EXERCISE AIM: Exactly as they appear, output all of the entries.

--- Start MATERIAL SHOWN ---

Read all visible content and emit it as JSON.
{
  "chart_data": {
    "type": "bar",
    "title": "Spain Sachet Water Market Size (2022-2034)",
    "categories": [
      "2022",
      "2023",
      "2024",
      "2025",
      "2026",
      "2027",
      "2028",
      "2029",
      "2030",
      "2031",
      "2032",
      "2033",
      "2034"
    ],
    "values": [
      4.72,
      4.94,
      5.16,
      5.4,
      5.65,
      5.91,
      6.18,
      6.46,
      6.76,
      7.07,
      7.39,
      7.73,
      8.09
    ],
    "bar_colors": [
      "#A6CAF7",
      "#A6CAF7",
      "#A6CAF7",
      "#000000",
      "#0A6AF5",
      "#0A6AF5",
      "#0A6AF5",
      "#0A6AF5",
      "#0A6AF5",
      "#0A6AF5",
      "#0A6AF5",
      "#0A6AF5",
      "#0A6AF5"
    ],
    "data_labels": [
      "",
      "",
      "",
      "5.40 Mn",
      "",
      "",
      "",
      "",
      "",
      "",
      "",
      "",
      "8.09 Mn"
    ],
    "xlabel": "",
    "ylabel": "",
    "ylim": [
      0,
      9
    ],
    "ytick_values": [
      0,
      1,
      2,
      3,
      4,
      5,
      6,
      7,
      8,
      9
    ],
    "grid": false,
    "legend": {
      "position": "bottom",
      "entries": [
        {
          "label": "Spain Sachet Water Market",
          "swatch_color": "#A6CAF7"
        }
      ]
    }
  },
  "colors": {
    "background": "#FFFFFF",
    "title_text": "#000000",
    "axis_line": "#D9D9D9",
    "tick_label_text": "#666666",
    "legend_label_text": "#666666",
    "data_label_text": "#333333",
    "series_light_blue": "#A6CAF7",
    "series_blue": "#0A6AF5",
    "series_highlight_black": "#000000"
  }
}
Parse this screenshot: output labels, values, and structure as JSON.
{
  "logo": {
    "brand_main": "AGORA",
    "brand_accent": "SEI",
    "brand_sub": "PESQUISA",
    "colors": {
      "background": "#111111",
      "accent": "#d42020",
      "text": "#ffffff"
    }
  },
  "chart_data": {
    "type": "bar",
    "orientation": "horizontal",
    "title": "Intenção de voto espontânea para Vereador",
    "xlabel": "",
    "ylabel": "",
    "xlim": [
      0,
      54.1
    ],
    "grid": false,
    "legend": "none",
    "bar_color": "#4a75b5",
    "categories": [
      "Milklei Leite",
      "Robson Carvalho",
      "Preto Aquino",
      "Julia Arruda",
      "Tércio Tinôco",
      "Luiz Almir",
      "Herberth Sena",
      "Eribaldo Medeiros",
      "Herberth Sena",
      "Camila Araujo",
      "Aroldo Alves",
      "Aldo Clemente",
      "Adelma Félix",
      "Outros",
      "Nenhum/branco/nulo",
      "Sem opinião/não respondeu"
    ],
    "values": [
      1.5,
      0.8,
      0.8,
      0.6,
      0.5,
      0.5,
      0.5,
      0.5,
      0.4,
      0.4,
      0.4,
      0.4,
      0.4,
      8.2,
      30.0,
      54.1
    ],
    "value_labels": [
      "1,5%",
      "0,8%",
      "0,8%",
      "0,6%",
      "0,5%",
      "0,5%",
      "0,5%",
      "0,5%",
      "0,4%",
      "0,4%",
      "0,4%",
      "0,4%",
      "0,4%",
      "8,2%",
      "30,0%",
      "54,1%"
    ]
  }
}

--- End MATERIAL SHOWN ---

EXERCISE SOLUTION:
Read all visible content and emit it as JSON.
{
  "chart_data": {
    "type": "bar",
    "title": "Spain Sachet Water Market Size (2022-2034)",
    "categories": [
      "2022",
      "2023",
      "2024",
      "2025",
      "2026",
      "2027",
      "2028",
      "2029",
      "2030",
      "2031",
      "2032",
      "2033",
      "2034"
    ],
    "values": [
      4.72,
      4.94,
      5.16,
      5.4,
      5.65,
      5.91,
      6.18,
      6.46,
      6.76,
      7.07,
      7.39,
      7.73,
      8.09
    ],
    "bar_colors": [
      "#A6CAF7",
      "#A6CAF7",
      "#A6CAF7",
      "#000000",
      "#0A6AF5",
      "#0A6AF5",
      "#0A6AF5",
      "#0A6AF5",
      "#0A6AF5",
      "#0A6AF5",
      "#0A6AF5",
      "#0A6AF5",
      "#0A6AF5"
    ],
    "data_labels": [
      "",
      "",
      "",
      "5.40 Mn",
      "",
      "",
      "",
      "",
      "",
      "",
      "",
      "",
      "8.09 Mn"
    ],
    "xlabel": "",
    "ylabel": "",
    "ylim": [
      0,
      9
    ],
    "ytick_values": [
      0,
      1,
      2,
      3,
      4,
      5,
      6,
      7,
      8,
      9
    ],
    "grid": false,
    "legend": {
      "position": "bottom",
      "entries": [
        {
          "label": "Spain Sachet Water Market",
          "swatch_color": "#A6CAF7"
        }
      ]
    }
  },
  "colors": {
    "background": "#FFFFFF",
    "title_text": "#000000",
    "axis_line": "#D9D9D9",
    "tick_label_text": "#666666",
    "legend_label_text": "#666666",
    "data_label_text": "#333333",
    "series_light_blue": "#A6CAF7",
    "series_blue": "#0A6AF5",
    "series_highlight_black": "#000000"
  }
}
Parse this screenshot: output labels, values, and structure as JSON.
{
  "logo": {
    "brand_main": "AGORA",
    "brand_accent": "SEI",
    "brand_sub": "PESQUISA",
    "colors": {
      "background": "#111111",
      "accent": "#d42020",
      "text": "#ffffff"
    }
  },
  "chart_data": {
    "type": "bar",
    "orientation": "horizontal",
    "title": "Intenção de voto espontânea para Vereador",
    "xlabel": "",
    "ylabel": "",
    "xlim": [
      0,
      54.1
    ],
    "grid": false,
    "legend": "none",
    "bar_color": "#4a75b5",
    "categories": [
      "Milklei Leite",
      "Robson Carvalho",
      "Preto Aquino",
      "Julia Arruda",
      "Tércio Tinôco",
      "Luiz Almir",
      "Herberth Sena",
      "Eribaldo Medeiros",
      "Herberth Sena",
      "Camila Araujo",
      "Aroldo Alves",
      "Aldo Clemente",
      "Adelma Félix",
      "Outros",
      "Nenhum/branco/nulo",
      "Sem opinião/não respondeu"
    ],
    "values": [
      1.5,
      0.8,
      0.8,
      0.6,
      0.5,
      0.5,
      0.5,
      0.5,
      0.4,
      0.4,
      0.4,
      0.4,
      0.4,
      8.2,
      30.0,
      54.1
    ],
    "value_labels": [
      "1,5%",
      "0,8%",
      "0,8%",
      "0,6%",
      "0,5%",
      "0,5%",
      "0,5%",
      "0,5%",
      "0,4%",
      "0,4%",
      "0,4%",
      "0,4%",
      "0,4%",
      "8,2%",
      "30,0%",
      "54,1%"
    ]
  }
}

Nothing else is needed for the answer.